- _Ausgewählter Textauszug_:
IPS-Inter Press Service Deutschland gGmbH
IPS-Tagesdienst vom 26. März 2012

Brasilien: Staudammprojekt Jirau liegt lahm - Streiks für bessere Arbeitsbedingungen

von Mario Osava

Die Baustelle des Jirau-Wasserkraftwerks - Bild: © Mario Osava/IPS

Die Baustelle des Jirau-Wasserkraftwerks
Bild: © Mario Osava/IPS

Rio de Janeiro, 26. März (IPS) - Ein Jahr nach einem aufsehenerregenden Streik, der den Bau des Staudamms von Jirau in Brasilien unterbrach und Regierung sowie Unternehmen zu Verhandlungen über bessere Arbeitsbedingungen zwang, sind neue Proteste gegen das große Energieprojekt im Nordwesten des Landes im Gang.

- _Auszüge der Auflistung_:
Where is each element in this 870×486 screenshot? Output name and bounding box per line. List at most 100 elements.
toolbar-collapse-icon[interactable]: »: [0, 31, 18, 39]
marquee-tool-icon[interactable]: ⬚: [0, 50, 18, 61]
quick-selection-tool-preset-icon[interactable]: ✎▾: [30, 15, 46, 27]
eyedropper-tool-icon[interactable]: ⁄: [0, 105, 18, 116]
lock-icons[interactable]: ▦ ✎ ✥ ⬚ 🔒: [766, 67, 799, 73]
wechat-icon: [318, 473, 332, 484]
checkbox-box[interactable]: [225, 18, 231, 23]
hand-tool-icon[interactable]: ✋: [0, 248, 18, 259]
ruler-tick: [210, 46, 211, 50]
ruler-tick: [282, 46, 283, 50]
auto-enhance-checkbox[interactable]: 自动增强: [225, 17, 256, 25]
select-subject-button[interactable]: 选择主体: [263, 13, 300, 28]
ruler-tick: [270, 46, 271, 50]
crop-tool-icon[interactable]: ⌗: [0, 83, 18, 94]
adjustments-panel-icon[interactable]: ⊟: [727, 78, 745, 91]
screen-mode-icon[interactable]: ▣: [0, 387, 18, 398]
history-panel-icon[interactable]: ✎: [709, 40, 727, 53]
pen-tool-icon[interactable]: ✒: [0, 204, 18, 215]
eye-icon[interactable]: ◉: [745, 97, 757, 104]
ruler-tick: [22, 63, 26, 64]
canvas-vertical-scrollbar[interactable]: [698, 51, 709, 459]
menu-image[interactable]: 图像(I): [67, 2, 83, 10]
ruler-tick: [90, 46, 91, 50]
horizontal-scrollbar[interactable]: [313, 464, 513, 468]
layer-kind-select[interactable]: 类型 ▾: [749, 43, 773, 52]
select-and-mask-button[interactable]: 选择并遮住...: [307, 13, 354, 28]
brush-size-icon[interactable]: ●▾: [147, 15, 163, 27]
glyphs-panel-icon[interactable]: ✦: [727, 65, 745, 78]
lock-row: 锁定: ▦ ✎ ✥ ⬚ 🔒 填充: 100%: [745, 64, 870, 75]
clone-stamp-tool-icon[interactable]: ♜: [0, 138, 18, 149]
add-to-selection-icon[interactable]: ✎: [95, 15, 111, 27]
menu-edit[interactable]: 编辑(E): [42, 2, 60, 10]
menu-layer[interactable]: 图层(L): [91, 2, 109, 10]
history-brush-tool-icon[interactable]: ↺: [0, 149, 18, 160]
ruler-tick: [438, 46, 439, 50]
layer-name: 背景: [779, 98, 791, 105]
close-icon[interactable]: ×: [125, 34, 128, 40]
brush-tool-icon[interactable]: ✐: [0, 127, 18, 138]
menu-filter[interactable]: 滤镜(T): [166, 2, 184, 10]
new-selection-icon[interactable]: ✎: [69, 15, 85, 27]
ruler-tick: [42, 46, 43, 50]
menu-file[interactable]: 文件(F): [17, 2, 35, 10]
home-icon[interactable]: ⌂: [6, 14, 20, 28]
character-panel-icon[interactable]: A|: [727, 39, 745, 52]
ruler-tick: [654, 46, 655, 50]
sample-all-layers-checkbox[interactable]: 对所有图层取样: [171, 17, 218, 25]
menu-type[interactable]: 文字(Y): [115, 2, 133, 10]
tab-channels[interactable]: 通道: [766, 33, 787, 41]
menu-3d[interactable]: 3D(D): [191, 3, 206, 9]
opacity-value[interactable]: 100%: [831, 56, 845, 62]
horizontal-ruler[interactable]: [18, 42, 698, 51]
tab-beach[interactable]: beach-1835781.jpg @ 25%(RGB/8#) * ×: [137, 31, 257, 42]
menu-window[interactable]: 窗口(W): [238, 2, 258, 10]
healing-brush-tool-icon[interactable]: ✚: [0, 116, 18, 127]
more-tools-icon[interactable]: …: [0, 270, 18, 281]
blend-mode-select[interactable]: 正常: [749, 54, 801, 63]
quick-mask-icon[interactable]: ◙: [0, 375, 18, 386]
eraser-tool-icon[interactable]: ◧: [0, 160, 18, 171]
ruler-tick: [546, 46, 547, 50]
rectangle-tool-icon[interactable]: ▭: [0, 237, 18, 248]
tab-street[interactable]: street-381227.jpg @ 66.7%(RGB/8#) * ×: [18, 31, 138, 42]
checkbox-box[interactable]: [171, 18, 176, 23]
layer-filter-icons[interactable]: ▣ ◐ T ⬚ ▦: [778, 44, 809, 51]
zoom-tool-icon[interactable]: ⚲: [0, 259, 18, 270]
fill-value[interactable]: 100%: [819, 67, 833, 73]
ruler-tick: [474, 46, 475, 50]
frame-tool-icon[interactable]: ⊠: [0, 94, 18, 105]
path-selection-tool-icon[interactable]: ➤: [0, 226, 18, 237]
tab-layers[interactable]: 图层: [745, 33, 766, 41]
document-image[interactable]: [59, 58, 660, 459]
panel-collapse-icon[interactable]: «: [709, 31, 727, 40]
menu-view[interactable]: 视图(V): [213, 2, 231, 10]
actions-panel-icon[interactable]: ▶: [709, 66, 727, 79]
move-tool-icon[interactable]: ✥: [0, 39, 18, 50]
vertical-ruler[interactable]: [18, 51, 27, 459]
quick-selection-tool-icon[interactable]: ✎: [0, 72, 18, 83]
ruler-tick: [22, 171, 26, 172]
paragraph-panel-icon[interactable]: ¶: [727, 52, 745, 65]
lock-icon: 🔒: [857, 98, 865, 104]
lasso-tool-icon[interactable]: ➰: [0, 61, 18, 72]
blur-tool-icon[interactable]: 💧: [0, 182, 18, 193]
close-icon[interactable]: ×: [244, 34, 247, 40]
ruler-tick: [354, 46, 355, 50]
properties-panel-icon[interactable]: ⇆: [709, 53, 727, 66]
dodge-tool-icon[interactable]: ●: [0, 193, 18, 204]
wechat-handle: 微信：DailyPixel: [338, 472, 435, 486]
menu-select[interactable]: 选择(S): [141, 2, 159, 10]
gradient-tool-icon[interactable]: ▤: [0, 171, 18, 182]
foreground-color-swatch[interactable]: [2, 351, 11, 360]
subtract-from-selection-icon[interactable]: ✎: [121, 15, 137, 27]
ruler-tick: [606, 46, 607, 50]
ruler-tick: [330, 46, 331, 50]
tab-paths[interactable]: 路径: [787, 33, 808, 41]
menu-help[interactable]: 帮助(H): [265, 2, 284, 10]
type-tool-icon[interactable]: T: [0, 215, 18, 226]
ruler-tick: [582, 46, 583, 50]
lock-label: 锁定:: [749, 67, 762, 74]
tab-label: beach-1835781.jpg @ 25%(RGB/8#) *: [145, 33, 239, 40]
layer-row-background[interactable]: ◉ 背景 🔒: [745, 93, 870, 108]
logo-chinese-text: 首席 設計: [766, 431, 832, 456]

- _Aufgabenstellung_: Gib den Textauszug über das Staudammprojekt Jirau vollständig und wortgetreu wieder. Stütze dich allein auf den Textauszug, nicht auf die Auflistung.

- _Die Antwort_:
IPS-Inter Press Service Deutschland gGmbH
IPS-Tagesdienst vom 26. März 2012

Brasilien: Staudammprojekt Jirau liegt lahm - Streiks für bessere Arbeitsbedingungen

von Mario Osava

Die Baustelle des Jirau-Wasserkraftwerks - Bild: © Mario Osava/IPS

Die Baustelle des Jirau-Wasserkraftwerks
Bild: © Mario Osava/IPS

Rio de Janeiro, 26. März (IPS) - Ein Jahr nach einem aufsehenerregenden Streik, der den Bau des Staudamms von Jirau in Brasilien unterbrach und Regierung sowie Unternehmen zu Verhandlungen über bessere Arbeitsbedingungen zwang, sind neue Proteste gegen das große Energieprojekt im Nordwesten des Landes im Gang.